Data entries
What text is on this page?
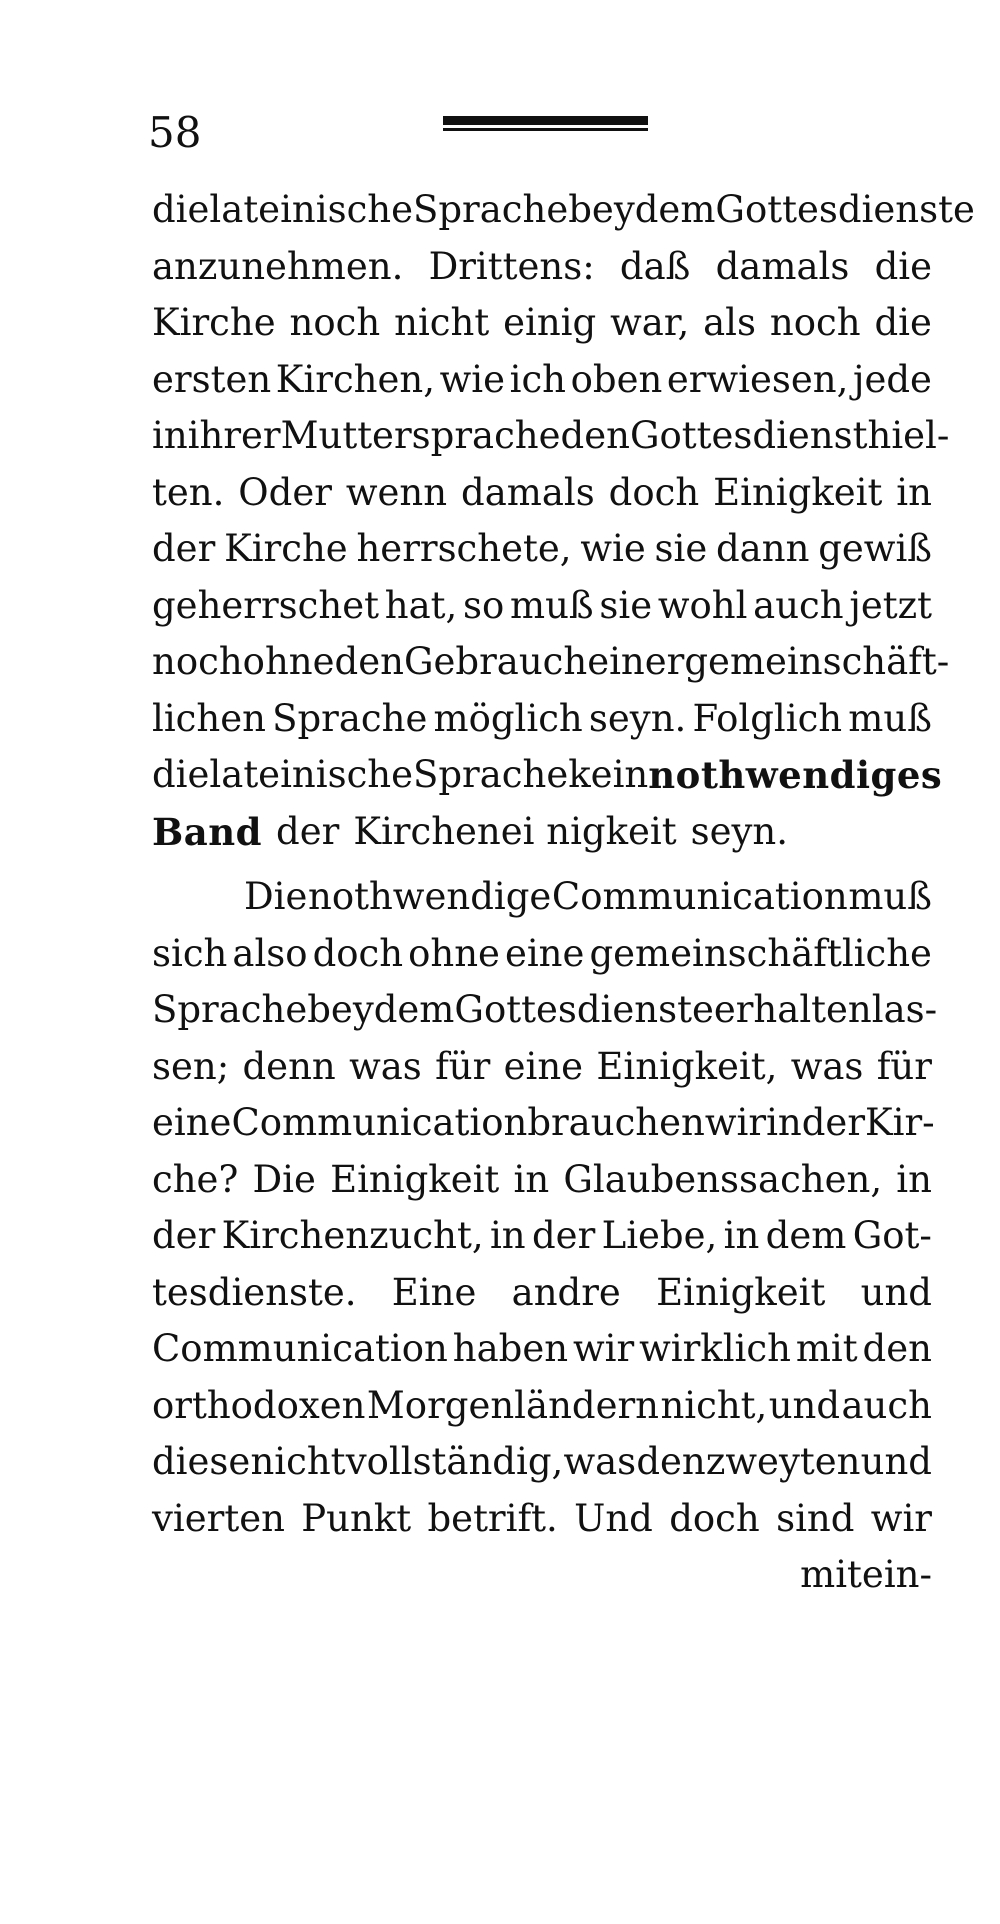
58
die lateinische Sprache bey dem Gottesdienste
anzunehmen. Drittens: daß damals die
Kirche noch nicht einig war, als noch die
ersten Kirchen, wie ich oben erwiesen, jede
in ihrer Muttersprache den Gottesdienst hiel-
ten. Oder wenn damals doch Einigkeit in
der Kirche herrschete, wie sie dann gewiß
geherrschet hat, so muß sie wohl auch jetzt
noch ohne den Gebrauch einer gemeinschäft-
lichen Sprache möglich seyn. Folglich muß
die lateinische Sprache kein nothwendiges
Band der Kirchenei nigkeit seyn.
Die nothwendige Communication muß
sich also doch ohne eine gemeinschäftliche
Sprache bey dem Gottesdienste erhalten las-
sen; denn was für eine Einigkeit, was für
eine Communication brauchen wir in der Kir-
che? Die Einigkeit in Glaubenssachen, in
der Kirchenzucht, in der Liebe, in dem Got-
tesdienste. Eine andre Einigkeit und
Communication haben wir wirklich mit den
orthodoxen Morgenländern nicht, und auch
diese nicht vollständig, was den zweyten und
vierten Punkt betrift. Und doch sind wir
mitein-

Task to complete:
Can you repeat every record above exactly, apart from the pictures?

Correct response:
What text is on this page?
58
die lateinische Sprache bey dem Gottesdienste
anzunehmen. Drittens: daß damals die
Kirche noch nicht einig war, als noch die
ersten Kirchen, wie ich oben erwiesen, jede
in ihrer Muttersprache den Gottesdienst hiel-
ten. Oder wenn damals doch Einigkeit in
der Kirche herrschete, wie sie dann gewiß
geherrschet hat, so muß sie wohl auch jetzt
noch ohne den Gebrauch einer gemeinschäft-
lichen Sprache möglich seyn. Folglich muß
die lateinische Sprache kein nothwendiges
Band der Kirchenei nigkeit seyn.
Die nothwendige Communication muß
sich also doch ohne eine gemeinschäftliche
Sprache bey dem Gottesdienste erhalten las-
sen; denn was für eine Einigkeit, was für
eine Communication brauchen wir in der Kir-
che? Die Einigkeit in Glaubenssachen, in
der Kirchenzucht, in der Liebe, in dem Got-
tesdienste. Eine andre Einigkeit und
Communication haben wir wirklich mit den
orthodoxen Morgenländern nicht, und auch
diese nicht vollständig, was den zweyten und
vierten Punkt betrift. Und doch sind wir
mitein-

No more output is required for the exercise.